Stated task =
Find each line with the string "blocklists" and copy it.

◆ ◆ ◆ ◆ ◆

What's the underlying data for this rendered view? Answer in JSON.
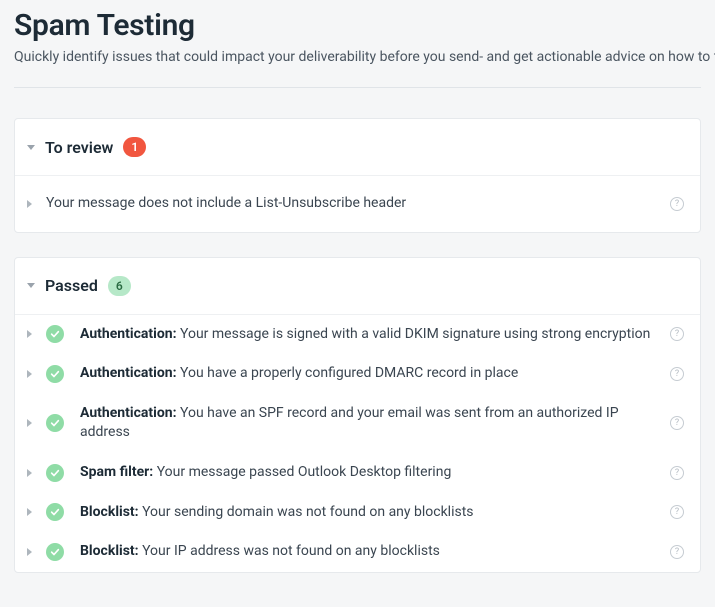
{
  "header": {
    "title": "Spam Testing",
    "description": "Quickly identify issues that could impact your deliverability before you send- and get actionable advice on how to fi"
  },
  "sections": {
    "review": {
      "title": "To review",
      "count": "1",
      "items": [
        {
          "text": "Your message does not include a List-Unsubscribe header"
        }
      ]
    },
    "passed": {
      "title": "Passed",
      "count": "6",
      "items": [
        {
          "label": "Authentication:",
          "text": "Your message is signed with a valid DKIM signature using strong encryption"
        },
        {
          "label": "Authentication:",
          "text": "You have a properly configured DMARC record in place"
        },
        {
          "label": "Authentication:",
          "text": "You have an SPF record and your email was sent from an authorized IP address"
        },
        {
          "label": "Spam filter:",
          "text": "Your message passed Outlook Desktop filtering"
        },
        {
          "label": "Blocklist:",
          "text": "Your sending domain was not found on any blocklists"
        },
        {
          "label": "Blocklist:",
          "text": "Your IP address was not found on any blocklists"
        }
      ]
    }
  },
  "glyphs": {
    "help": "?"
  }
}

◆ ◆ ◆ ◆ ◆

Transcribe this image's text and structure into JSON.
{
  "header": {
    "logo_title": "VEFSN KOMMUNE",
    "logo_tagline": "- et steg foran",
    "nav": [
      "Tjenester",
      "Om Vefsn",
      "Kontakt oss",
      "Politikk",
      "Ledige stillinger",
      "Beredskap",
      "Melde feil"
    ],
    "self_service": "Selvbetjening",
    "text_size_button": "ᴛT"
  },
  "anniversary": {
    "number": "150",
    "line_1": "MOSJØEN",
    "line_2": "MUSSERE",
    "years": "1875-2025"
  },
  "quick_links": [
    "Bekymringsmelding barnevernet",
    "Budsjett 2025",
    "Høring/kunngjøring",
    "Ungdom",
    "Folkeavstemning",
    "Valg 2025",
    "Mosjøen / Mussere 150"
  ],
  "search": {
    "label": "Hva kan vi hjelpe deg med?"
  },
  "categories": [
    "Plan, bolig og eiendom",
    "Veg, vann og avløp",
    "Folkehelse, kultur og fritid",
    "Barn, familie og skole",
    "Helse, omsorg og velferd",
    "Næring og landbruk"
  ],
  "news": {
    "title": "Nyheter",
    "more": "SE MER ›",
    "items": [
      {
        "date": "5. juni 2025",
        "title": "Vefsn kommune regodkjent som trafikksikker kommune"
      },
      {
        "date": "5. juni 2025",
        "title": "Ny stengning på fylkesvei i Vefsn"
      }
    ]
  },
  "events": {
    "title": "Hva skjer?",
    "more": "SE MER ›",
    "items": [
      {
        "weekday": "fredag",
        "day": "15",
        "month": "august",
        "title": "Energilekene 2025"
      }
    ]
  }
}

◆ ◆ ◆ ◆ ◆

Written response =
          "text": "Your sending domain was not found on any blocklists"
          "text": "Your IP address was not found on any blocklists"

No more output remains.